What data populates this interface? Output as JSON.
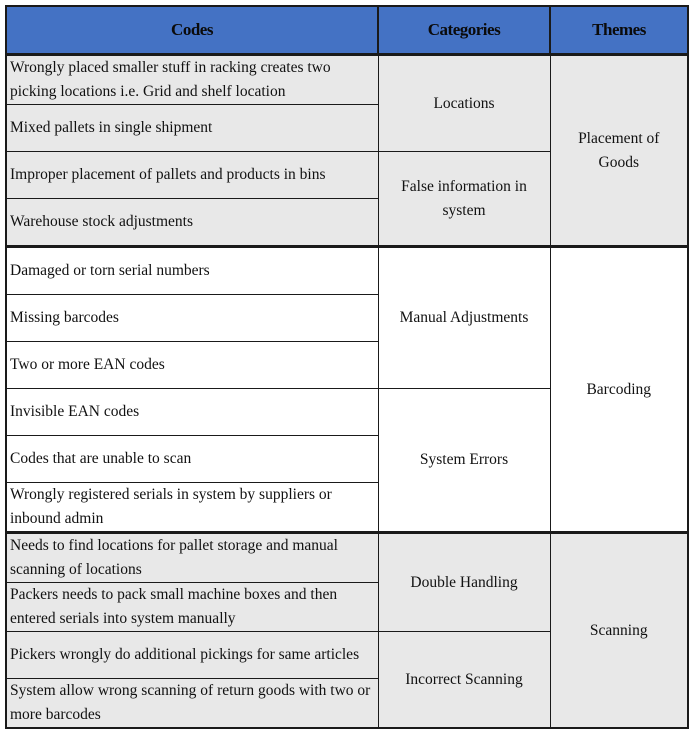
{
  "table": {
    "headers": {
      "codes": "Codes",
      "categories": "Categories",
      "themes": "Themes"
    },
    "colors": {
      "header_bg": "#4472C4",
      "gray_band": "#E8E8E8",
      "white_band": "#FFFFFF",
      "border": "#1A1A1A"
    },
    "themes": [
      {
        "theme": "Placement of Goods",
        "shade": "gray",
        "categories": [
          {
            "category": "Locations",
            "codes": [
              "Wrongly placed smaller stuff in racking creates two picking locations i.e. Grid and shelf location",
              "Mixed pallets in single shipment"
            ]
          },
          {
            "category": "False information in system",
            "codes": [
              "Improper placement of pallets and products in bins",
              "Warehouse stock adjustments"
            ]
          }
        ]
      },
      {
        "theme": "Barcoding",
        "shade": "white",
        "categories": [
          {
            "category": "Manual Adjustments",
            "codes": [
              "Damaged or torn serial numbers",
              "Missing barcodes",
              "Two or more EAN codes"
            ]
          },
          {
            "category": "System Errors",
            "codes": [
              "Invisible EAN codes",
              "Codes that are unable to scan",
              "Wrongly registered serials in system by suppliers or inbound admin"
            ]
          }
        ]
      },
      {
        "theme": "Scanning",
        "shade": "gray",
        "categories": [
          {
            "category": "Double Handling",
            "codes": [
              "Needs to find locations for pallet storage and manual scanning of locations",
              "Packers needs to pack small machine boxes and then entered serials into system manually"
            ]
          },
          {
            "category": "Incorrect Scanning",
            "codes": [
              "Pickers wrongly do additional pickings for same articles",
              "System allow wrong scanning of return goods with two or more barcodes"
            ]
          }
        ]
      }
    ]
  }
}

________

* **Work to be completed**
Omit every picture, then reproduce the rest of the listing exactly.

* **Solution to the problem**
What data populates this interface? Output as JSON.
{
  "table": {
    "headers": {
      "codes": "Codes",
      "categories": "Categories",
      "themes": "Themes"
    },
    "colors": {
      "header_bg": "#4472C4",
      "gray_band": "#E8E8E8",
      "white_band": "#FFFFFF",
      "border": "#1A1A1A"
    },
    "themes": [
      {
        "theme": "Placement of Goods",
        "shade": "gray",
        "categories": [
          {
            "category": "Locations",
            "codes": [
              "Wrongly placed smaller stuff in racking creates two picking locations i.e. Grid and shelf location",
              "Mixed pallets in single shipment"
            ]
          },
          {
            "category": "False information in system",
            "codes": [
              "Improper placement of pallets and products in bins",
              "Warehouse stock adjustments"
            ]
          }
        ]
      },
      {
        "theme": "Barcoding",
        "shade": "white",
        "categories": [
          {
            "category": "Manual Adjustments",
            "codes": [
              "Damaged or torn serial numbers",
              "Missing barcodes",
              "Two or more EAN codes"
            ]
          },
          {
            "category": "System Errors",
            "codes": [
              "Invisible EAN codes",
              "Codes that are unable to scan",
              "Wrongly registered serials in system by suppliers or inbound admin"
            ]
          }
        ]
      },
      {
        "theme": "Scanning",
        "shade": "gray",
        "categories": [
          {
            "category": "Double Handling",
            "codes": [
              "Needs to find locations for pallet storage and manual scanning of locations",
              "Packers needs to pack small machine boxes and then entered serials into system manually"
            ]
          },
          {
            "category": "Incorrect Scanning",
            "codes": [
              "Pickers wrongly do additional pickings for same articles",
              "System allow wrong scanning of return goods with two or more barcodes"
            ]
          }
        ]
      }
    ]
  }
}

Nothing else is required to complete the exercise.